**REQUEST:** Quote the data below word for word, every line of it, but leave out the pictures.
-------- SOURCE MATERIAL --------
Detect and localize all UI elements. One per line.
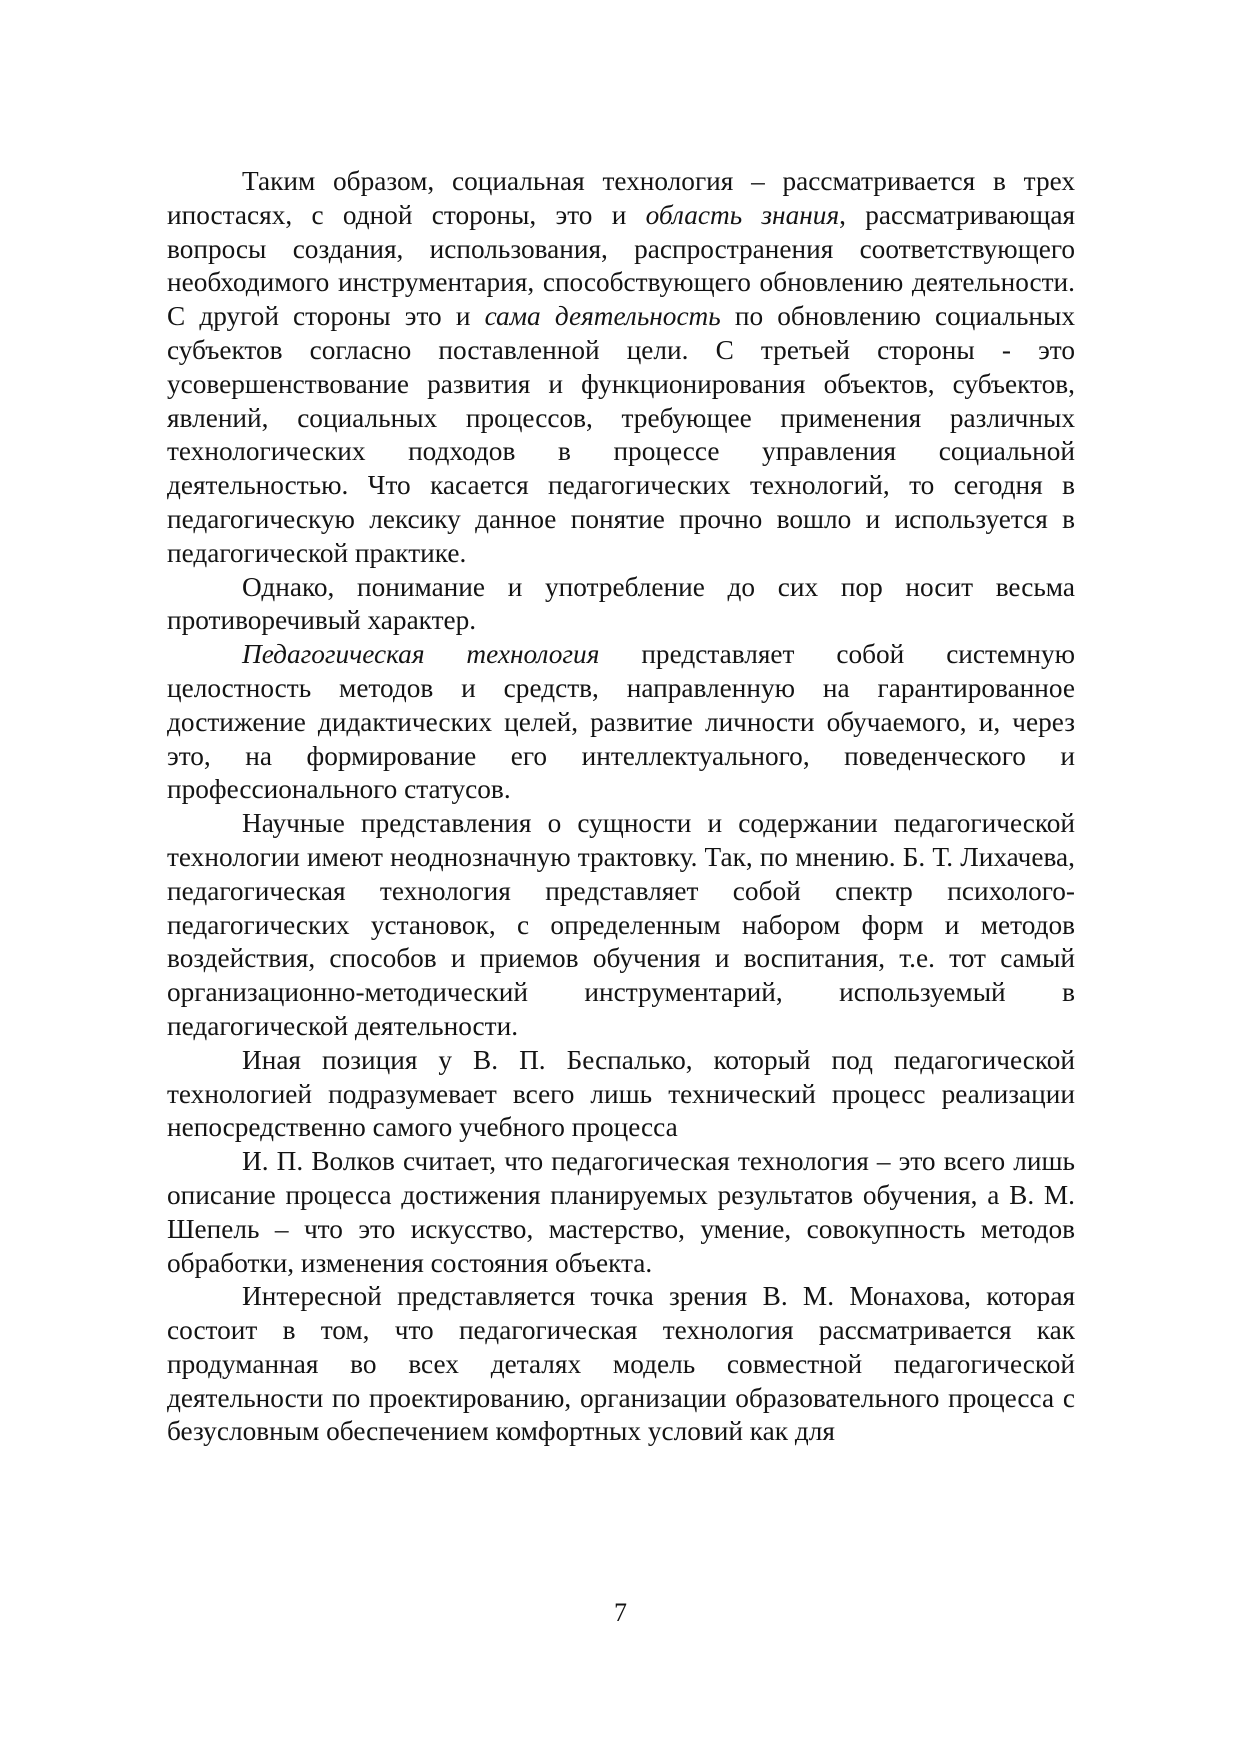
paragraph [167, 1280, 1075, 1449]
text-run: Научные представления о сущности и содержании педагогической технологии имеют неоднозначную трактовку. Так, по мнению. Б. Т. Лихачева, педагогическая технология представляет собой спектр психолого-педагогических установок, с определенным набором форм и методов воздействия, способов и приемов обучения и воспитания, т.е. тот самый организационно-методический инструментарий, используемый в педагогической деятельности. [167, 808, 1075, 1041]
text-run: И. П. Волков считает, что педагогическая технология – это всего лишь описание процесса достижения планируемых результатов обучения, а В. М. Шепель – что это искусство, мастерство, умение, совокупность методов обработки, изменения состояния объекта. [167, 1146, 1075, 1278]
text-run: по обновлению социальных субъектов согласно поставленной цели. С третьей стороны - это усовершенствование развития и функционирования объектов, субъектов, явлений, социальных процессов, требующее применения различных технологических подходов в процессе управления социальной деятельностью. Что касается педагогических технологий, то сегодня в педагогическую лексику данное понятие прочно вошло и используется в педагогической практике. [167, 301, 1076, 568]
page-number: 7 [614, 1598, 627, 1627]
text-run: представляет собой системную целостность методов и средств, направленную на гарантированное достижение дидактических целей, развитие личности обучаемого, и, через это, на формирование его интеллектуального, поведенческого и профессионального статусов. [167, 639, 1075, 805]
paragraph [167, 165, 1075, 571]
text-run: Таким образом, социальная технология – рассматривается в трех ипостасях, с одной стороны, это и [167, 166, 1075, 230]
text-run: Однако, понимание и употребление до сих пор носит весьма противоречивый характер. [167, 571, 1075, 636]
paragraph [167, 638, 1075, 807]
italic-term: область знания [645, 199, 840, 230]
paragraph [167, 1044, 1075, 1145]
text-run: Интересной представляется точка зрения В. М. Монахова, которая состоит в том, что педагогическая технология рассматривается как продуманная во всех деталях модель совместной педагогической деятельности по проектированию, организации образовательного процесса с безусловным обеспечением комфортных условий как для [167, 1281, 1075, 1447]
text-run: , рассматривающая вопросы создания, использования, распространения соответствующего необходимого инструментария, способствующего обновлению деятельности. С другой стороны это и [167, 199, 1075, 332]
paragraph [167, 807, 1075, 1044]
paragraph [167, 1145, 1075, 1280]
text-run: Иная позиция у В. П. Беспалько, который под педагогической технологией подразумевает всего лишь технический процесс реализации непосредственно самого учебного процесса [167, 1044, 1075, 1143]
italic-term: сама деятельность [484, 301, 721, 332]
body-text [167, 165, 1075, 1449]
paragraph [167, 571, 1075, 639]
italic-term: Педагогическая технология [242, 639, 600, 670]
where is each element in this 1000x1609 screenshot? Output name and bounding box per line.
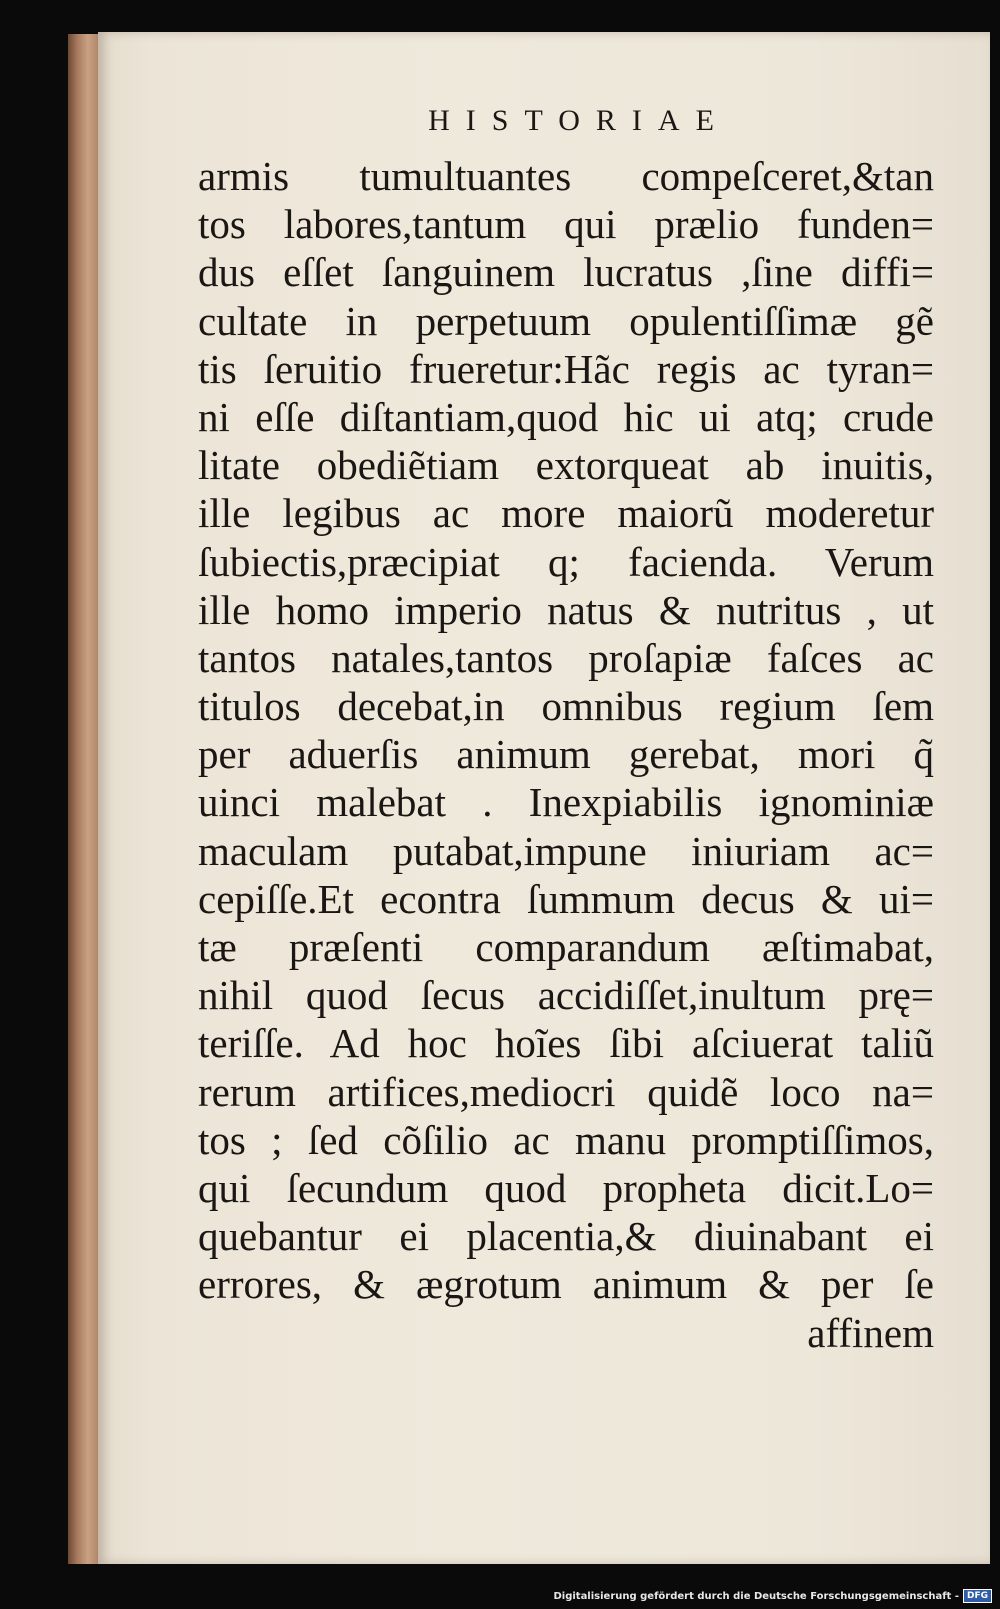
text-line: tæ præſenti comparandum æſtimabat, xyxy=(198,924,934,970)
--------
**IN RESPONSE:**
Detect and localize all UI elements. One per line.
paragraph [167, 1280, 1075, 1449]
text-run: Научные представления о сущности и содержании педагогической технологии имеют неоднозначную трактовку. Так, по мнению. Б. Т. Лихачева, педагогическая технология представляет собой спектр психолого-педагогических установок, с определенным набором форм и методов воздействия, способов и приемов обучения и воспитания, т.е. тот самый организационно-методический инструментарий, используемый в педагогической деятельности. [167, 808, 1075, 1041]
text-run: И. П. Волков считает, что педагогическая технология – это всего лишь описание процесса достижения планируемых результатов обучения, а В. М. Шепель – что это искусство, мастерство, умение, совокупность методов обработки, изменения состояния объекта. [167, 1146, 1075, 1278]
text-run: по обновлению социальных субъектов согласно поставленной цели. С третьей стороны - это усовершенствование развития и функционирования объектов, субъектов, явлений, социальных процессов, требующее применения различных технологических подходов в процессе управления социальной деятельностью. Что касается педагогических технологий, то сегодня в педагогическую лексику данное понятие прочно вошло и используется в педагогической практике. [167, 301, 1076, 568]
page-number: 7 [614, 1598, 627, 1627]
text-run: представляет собой системную целостность методов и средств, направленную на гарантированное достижение дидактических целей, развитие личности обучаемого, и, через это, на формирование его интеллектуального, поведенческого и профессионального статусов. [167, 639, 1075, 805]
paragraph [167, 165, 1075, 571]
text-run: Таким образом, социальная технология – рассматривается в трех ипостасях, с одной стороны, это и [167, 166, 1075, 230]
text-run: Однако, понимание и употребление до сих пор носит весьма противоречивый характер. [167, 571, 1075, 636]
paragraph [167, 638, 1075, 807]
italic-term: область знания [645, 199, 840, 230]
paragraph [167, 1044, 1075, 1145]
text-run: Интересной представляется точка зрения В. М. Монахова, которая состоит в том, что педагогическая технология рассматривается как продуманная во всех деталях модель совместной педагогической деятельности по проектированию, организации образовательного процесса с безусловным обеспечением комфортных условий как для [167, 1281, 1075, 1447]
text-run: , рассматривающая вопросы создания, использования, распространения соответствующего необходимого инструментария, способствующего обновлению деятельности. С другой стороны это и [167, 199, 1075, 332]
paragraph [167, 807, 1075, 1044]
paragraph [167, 1145, 1075, 1280]
text-run: Иная позиция у В. П. Беспалько, который под педагогической технологией подразумевает всего лишь технический процесс реализации непосредственно самого учебного процесса [167, 1044, 1075, 1143]
italic-term: сама деятельность [484, 301, 721, 332]
body-text [167, 165, 1075, 1449]
paragraph [167, 571, 1075, 639]
italic-term: Педагогическая технология [242, 639, 600, 670]
where is each element in this 1000x1609 screenshot? Output name and bounding box per line.
text-line: tæ præſenti comparandum æſtimabat, xyxy=(198,924,934,970)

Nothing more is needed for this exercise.